• The exercise: Write out each entry again. Keep every word exactly as it is.

Dataset excerpts:
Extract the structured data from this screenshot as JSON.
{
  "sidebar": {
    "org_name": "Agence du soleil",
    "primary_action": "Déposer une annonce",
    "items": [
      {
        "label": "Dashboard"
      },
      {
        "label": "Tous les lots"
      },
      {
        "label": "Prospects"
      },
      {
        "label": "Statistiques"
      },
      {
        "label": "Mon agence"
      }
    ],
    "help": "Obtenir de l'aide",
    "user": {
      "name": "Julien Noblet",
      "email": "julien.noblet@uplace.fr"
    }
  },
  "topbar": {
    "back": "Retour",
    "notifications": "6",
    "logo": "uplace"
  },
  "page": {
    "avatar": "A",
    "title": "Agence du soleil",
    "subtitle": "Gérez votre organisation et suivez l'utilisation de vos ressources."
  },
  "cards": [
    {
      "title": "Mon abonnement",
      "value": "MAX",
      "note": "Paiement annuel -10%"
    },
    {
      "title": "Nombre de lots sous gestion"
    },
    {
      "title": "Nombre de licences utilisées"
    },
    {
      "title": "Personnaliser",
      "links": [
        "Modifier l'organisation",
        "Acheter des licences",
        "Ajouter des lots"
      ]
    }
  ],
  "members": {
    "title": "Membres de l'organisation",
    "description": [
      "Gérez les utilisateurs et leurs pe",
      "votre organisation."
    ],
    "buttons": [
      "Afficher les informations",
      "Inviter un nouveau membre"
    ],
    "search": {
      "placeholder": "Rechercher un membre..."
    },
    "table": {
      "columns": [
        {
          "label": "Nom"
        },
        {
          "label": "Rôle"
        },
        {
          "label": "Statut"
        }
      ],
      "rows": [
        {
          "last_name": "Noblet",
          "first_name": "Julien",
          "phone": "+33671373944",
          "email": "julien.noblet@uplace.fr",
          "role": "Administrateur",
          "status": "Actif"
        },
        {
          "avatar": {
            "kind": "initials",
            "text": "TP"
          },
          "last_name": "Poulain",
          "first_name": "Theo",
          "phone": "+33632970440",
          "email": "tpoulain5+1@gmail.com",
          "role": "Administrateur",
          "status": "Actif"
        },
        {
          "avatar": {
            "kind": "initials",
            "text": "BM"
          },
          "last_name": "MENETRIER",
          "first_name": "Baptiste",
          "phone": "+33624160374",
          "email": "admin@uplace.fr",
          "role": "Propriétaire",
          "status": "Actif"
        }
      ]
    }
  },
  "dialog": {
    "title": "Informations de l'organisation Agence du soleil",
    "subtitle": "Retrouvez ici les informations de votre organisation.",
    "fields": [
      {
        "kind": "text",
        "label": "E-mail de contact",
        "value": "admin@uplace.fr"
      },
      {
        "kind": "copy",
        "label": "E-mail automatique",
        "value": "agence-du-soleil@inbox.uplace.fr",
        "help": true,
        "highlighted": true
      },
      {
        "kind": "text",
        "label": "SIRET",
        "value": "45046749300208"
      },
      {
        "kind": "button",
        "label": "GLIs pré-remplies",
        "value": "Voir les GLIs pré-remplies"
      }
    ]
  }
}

• Solution below:
Extract the structured data from this screenshot as JSON.
{
  "sidebar": {
    "org_name": "Agence du soleil",
    "primary_action": "Déposer une annonce",
    "items": [
      {
        "label": "Dashboard"
      },
      {
        "label": "Tous les lots"
      },
      {
        "label": "Prospects"
      },
      {
        "label": "Statistiques"
      },
      {
        "label": "Mon agence"
      }
    ],
    "help": "Obtenir de l'aide",
    "user": {
      "name": "Julien Noblet",
      "email": "julien.noblet@uplace.fr"
    }
  },
  "topbar": {
    "back": "Retour",
    "notifications": "6",
    "logo": "uplace"
  },
  "page": {
    "avatar": "A",
    "title": "Agence du soleil",
    "subtitle": "Gérez votre organisation et suivez l'utilisation de vos ressources."
  },
  "cards": [
    {
      "title": "Mon abonnement",
      "value": "MAX",
      "note": "Paiement annuel -10%"
    },
    {
      "title": "Nombre de lots sous gestion"
    },
    {
      "title": "Nombre de licences utilisées"
    },
    {
      "title": "Personnaliser",
      "links": [
        "Modifier l'organisation",
        "Acheter des licences",
        "Ajouter des lots"
      ]
    }
  ],
  "members": {
    "title": "Membres de l'organisation",
    "description": [
      "Gérez les utilisateurs et leurs pe",
      "votre organisation."
    ],
    "buttons": [
      "Afficher les informations",
      "Inviter un nouveau membre"
    ],
    "search": {
      "placeholder": "Rechercher un membre..."
    },
    "table": {
      "columns": [
        {
          "label": "Nom"
        },
        {
          "label": "Rôle"
        },
        {
          "label": "Statut"
        }
      ],
      "rows": [
        {
          "last_name": "Noblet",
          "first_name": "Julien",
          "phone": "+33671373944",
          "email": "julien.noblet@uplace.fr",
          "role": "Administrateur",
          "status": "Actif"
        },
        {
          "avatar": {
            "kind": "initials",
            "text": "TP"
          },
          "last_name": "Poulain",
          "first_name": "Theo",
          "phone": "+33632970440",
          "email": "tpoulain5+1@gmail.com",
          "role": "Administrateur",
          "status": "Actif"
        },
        {
          "avatar": {
            "kind": "initials",
            "text": "BM"
          },
          "last_name": "MENETRIER",
          "first_name": "Baptiste",
          "phone": "+33624160374",
          "email": "admin@uplace.fr",
          "role": "Propriétaire",
          "status": "Actif"
        }
      ]
    }
  },
  "dialog": {
    "title": "Informations de l'organisation Agence du soleil",
    "subtitle": "Retrouvez ici les informations de votre organisation.",
    "fields": [
      {
        "kind": "text",
        "label": "E-mail de contact",
        "value": "admin@uplace.fr"
      },
      {
        "kind": "copy",
        "label": "E-mail automatique",
        "value": "agence-du-soleil@inbox.uplace.fr",
        "help": true,
        "highlighted": true
      },
      {
        "kind": "text",
        "label": "SIRET",
        "value": "45046749300208"
      },
      {
        "kind": "button",
        "label": "GLIs pré-remplies",
        "value": "Voir les GLIs pré-remplies"
      }
    ]
  }
}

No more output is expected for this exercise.